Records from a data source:
## Start
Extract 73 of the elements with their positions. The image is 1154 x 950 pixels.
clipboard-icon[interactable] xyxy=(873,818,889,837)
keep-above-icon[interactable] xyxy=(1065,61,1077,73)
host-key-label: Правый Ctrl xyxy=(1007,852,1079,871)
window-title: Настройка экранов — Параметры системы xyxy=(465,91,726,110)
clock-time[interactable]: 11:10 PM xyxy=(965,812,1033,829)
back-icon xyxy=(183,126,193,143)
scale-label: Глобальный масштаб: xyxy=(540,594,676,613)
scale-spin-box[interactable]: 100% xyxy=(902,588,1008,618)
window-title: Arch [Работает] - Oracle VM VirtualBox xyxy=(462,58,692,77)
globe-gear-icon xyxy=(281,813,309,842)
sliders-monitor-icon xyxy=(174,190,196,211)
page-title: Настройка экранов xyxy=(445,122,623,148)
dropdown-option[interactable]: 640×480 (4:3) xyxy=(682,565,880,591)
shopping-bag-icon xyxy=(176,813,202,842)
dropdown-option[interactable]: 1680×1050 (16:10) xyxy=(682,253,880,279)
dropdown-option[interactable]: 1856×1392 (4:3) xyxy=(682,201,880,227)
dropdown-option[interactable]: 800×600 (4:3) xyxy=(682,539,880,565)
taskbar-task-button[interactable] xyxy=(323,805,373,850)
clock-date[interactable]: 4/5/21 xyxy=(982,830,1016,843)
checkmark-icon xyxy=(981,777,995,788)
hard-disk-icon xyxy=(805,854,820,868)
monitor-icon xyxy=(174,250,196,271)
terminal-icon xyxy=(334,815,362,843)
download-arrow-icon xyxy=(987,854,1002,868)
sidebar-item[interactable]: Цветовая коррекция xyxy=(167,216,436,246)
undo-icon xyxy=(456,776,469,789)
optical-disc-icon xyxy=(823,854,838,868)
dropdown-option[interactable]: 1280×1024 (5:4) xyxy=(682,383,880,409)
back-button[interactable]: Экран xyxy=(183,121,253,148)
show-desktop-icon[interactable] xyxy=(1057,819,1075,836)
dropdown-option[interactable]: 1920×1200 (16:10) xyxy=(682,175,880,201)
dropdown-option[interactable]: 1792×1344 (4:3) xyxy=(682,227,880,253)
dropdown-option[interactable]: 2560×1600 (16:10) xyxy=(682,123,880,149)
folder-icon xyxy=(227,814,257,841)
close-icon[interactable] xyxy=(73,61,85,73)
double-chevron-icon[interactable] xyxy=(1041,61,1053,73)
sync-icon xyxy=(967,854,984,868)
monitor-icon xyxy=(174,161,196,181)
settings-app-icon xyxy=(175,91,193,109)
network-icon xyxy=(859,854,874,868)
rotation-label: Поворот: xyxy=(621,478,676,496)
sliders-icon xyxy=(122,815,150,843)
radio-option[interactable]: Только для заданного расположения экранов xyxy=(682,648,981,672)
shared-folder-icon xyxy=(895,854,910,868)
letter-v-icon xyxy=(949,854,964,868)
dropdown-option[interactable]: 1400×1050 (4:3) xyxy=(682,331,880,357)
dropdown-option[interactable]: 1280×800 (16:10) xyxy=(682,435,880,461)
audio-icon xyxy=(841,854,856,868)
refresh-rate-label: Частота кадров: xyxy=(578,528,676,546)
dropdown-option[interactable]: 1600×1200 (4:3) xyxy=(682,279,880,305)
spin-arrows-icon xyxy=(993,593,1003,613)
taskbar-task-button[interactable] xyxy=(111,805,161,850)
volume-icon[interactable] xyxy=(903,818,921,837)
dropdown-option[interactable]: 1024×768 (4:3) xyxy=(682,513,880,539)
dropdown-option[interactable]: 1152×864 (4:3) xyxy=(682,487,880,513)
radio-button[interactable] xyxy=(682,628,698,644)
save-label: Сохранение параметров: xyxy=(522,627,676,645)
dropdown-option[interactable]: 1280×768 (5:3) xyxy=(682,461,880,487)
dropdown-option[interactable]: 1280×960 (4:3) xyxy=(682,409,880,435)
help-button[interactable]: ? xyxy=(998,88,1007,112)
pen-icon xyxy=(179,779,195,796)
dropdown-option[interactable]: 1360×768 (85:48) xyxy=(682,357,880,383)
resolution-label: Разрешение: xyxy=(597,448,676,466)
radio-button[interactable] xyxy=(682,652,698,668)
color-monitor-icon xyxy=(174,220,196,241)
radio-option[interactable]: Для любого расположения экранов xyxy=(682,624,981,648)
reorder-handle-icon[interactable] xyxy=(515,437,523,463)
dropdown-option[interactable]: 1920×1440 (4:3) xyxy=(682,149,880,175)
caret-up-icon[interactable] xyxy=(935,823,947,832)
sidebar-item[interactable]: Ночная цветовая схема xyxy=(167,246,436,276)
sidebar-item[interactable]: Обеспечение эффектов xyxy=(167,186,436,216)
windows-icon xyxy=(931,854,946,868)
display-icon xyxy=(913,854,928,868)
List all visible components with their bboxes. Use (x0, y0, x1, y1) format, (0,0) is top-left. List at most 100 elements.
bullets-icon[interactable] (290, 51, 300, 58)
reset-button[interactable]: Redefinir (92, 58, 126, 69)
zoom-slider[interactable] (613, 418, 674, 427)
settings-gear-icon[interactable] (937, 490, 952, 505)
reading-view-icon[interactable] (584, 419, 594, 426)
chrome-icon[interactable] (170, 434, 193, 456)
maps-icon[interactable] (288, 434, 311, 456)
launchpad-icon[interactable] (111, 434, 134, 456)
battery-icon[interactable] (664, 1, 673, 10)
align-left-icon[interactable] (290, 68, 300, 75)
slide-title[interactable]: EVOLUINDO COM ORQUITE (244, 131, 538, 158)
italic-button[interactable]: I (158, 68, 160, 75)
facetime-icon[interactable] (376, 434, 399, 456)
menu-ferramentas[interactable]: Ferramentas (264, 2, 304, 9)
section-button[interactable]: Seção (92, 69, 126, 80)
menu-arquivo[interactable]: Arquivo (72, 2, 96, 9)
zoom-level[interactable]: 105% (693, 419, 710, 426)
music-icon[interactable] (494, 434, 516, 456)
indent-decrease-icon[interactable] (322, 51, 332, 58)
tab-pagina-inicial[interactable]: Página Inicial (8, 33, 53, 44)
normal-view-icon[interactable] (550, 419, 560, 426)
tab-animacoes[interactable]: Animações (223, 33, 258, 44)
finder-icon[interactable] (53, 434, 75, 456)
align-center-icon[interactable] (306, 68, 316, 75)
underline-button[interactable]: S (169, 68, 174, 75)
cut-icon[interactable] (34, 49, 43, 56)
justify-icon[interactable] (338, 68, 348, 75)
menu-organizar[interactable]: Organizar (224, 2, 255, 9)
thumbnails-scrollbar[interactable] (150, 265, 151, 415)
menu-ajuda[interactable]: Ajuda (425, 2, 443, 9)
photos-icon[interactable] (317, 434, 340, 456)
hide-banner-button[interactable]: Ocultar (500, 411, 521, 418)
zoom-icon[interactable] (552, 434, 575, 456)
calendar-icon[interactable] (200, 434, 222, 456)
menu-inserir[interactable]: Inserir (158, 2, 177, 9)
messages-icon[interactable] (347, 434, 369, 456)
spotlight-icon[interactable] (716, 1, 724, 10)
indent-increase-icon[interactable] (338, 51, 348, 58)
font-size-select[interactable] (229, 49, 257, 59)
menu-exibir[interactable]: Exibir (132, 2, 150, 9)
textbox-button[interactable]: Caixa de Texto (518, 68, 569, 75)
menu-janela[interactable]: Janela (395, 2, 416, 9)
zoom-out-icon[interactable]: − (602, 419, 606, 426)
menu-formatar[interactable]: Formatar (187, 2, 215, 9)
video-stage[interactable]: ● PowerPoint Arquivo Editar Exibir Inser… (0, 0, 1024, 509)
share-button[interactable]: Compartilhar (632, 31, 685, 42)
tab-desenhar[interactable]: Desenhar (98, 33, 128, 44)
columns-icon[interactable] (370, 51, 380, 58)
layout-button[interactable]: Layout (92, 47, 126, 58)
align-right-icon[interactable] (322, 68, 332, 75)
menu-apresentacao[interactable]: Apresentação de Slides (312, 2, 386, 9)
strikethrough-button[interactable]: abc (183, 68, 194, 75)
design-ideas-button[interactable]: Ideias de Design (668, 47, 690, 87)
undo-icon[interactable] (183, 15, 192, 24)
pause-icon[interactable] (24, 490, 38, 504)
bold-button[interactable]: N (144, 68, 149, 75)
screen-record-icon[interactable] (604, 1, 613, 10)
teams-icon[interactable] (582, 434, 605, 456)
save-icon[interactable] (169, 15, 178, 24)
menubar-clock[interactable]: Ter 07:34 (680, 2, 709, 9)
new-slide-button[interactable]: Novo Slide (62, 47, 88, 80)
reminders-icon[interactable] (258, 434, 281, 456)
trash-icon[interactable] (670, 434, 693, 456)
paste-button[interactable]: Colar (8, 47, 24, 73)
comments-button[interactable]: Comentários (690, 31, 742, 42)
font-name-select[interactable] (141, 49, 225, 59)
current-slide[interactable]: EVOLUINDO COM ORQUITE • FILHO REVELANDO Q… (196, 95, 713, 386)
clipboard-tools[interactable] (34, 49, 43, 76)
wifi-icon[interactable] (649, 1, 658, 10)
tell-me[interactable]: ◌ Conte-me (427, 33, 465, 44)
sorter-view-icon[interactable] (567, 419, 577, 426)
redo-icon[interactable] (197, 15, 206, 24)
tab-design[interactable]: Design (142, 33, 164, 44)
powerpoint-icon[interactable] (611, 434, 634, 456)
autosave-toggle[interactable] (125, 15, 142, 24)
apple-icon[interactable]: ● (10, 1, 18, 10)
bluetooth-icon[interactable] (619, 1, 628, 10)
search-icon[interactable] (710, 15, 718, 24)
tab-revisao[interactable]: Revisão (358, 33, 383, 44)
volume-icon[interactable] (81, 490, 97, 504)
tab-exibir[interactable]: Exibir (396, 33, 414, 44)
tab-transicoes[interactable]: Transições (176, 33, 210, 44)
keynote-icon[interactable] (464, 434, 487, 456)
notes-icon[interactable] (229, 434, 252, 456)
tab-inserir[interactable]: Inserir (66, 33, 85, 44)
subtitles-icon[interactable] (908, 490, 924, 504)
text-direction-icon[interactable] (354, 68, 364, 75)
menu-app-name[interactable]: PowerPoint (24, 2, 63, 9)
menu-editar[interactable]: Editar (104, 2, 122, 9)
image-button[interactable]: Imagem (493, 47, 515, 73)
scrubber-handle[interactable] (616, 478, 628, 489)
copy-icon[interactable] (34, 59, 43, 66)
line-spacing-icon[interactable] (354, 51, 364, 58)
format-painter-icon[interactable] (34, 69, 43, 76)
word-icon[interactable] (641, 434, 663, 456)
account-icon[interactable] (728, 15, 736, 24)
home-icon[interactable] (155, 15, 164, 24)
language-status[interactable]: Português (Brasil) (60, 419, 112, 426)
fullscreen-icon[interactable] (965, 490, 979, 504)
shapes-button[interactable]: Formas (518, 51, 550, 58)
## End
> **Set problem**: Please format the lines from the start of the records through the line holding "host-key-label: Правый Ctrl", inclusive, as a numbered list, omitting any blank lines.

> **Reply to the task**:
1. Extract 73 of the elements with their positions. The image is 1154 x 950 pixels.
2. clipboard-icon[interactable] xyxy=(873,818,889,837)
3. keep-above-icon[interactable] xyxy=(1065,61,1077,73)
4. host-key-label: Правый Ctrl xyxy=(1007,852,1079,871)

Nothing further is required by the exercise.